Task requirements =>
In the entries below, find the lines that contain the word "JSON" and copy them.

The data =>
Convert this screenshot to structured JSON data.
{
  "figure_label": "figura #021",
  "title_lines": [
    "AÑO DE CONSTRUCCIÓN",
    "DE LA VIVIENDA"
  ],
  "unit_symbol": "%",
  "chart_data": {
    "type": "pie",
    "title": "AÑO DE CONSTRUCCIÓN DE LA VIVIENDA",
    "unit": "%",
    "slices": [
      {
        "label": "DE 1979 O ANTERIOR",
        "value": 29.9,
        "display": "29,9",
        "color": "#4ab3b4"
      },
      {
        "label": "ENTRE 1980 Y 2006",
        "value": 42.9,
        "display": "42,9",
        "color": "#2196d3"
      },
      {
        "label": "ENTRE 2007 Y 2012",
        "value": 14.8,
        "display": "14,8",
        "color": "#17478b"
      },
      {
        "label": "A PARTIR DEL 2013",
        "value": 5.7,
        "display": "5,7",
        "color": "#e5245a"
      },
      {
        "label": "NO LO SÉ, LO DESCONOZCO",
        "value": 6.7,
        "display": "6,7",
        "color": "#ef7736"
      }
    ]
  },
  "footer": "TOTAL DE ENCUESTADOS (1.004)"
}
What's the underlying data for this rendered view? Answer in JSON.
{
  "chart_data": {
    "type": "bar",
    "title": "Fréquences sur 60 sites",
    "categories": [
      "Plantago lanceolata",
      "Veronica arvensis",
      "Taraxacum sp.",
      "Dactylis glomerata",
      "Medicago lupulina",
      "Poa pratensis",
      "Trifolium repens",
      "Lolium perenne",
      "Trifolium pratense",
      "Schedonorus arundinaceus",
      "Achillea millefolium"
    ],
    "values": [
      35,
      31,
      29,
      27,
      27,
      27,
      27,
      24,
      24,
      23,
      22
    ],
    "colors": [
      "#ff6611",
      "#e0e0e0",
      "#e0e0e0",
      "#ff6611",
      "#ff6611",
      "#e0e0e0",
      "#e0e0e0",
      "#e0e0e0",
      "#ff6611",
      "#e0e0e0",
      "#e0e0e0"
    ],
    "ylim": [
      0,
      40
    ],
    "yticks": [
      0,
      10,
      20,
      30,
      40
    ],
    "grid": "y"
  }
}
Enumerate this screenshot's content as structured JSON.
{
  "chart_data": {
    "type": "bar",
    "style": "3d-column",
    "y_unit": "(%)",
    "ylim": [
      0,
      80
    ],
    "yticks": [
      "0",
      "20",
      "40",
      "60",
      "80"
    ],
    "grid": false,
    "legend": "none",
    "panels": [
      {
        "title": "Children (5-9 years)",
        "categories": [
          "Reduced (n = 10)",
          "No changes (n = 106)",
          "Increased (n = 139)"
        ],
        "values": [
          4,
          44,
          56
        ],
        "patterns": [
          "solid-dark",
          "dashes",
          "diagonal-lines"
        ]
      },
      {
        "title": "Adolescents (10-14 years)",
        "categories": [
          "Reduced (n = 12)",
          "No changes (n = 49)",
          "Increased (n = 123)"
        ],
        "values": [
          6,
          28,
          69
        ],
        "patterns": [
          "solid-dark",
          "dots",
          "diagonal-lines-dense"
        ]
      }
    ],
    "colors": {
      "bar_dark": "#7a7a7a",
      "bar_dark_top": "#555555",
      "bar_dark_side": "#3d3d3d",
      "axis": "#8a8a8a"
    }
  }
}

Reply to the exercise =>
Convert this screenshot to structured JSON data.
What's the underlying data for this rendered view? Answer in JSON.
Enumerate this screenshot's content as structured JSON.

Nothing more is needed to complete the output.